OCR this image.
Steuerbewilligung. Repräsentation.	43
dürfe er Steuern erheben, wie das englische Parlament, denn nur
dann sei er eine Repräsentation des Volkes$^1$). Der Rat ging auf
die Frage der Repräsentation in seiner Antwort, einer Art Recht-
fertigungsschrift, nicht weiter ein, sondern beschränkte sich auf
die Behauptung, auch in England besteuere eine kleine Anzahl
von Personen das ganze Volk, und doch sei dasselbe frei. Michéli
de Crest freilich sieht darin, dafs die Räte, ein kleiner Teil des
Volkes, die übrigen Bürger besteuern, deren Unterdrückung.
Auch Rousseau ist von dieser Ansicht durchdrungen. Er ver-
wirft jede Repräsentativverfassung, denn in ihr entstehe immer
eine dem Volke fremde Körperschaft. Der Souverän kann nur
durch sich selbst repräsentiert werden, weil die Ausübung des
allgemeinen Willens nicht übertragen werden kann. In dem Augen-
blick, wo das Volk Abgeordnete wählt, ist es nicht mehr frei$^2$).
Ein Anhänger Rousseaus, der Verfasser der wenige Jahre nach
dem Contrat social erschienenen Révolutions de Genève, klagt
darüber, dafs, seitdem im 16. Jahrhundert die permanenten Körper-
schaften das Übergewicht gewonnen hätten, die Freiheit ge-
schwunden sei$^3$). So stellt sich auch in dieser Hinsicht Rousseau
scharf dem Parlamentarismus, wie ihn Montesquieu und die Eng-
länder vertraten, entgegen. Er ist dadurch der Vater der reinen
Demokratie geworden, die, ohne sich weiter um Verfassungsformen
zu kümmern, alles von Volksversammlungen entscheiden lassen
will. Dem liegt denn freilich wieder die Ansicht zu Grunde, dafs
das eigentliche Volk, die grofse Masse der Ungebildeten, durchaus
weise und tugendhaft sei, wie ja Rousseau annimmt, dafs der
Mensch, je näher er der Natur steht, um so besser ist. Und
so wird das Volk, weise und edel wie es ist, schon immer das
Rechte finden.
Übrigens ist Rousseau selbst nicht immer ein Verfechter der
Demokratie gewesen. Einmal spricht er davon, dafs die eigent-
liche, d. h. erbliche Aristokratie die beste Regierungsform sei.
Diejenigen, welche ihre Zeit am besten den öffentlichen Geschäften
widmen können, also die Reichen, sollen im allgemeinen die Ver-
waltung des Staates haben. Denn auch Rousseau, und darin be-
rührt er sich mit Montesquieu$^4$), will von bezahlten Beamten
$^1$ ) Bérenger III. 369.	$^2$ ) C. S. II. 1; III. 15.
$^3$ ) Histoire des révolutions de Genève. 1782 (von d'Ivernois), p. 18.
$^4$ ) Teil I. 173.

Objective ::
Locate the word "dieser" in the data above. Copy every line carrying it.

Result ::
Auch Rousseau ist von dieser Ansicht durchdrungen. Er ver-
schwunden sei$^3$). So stellt sich auch in dieser Hinsicht Rousseau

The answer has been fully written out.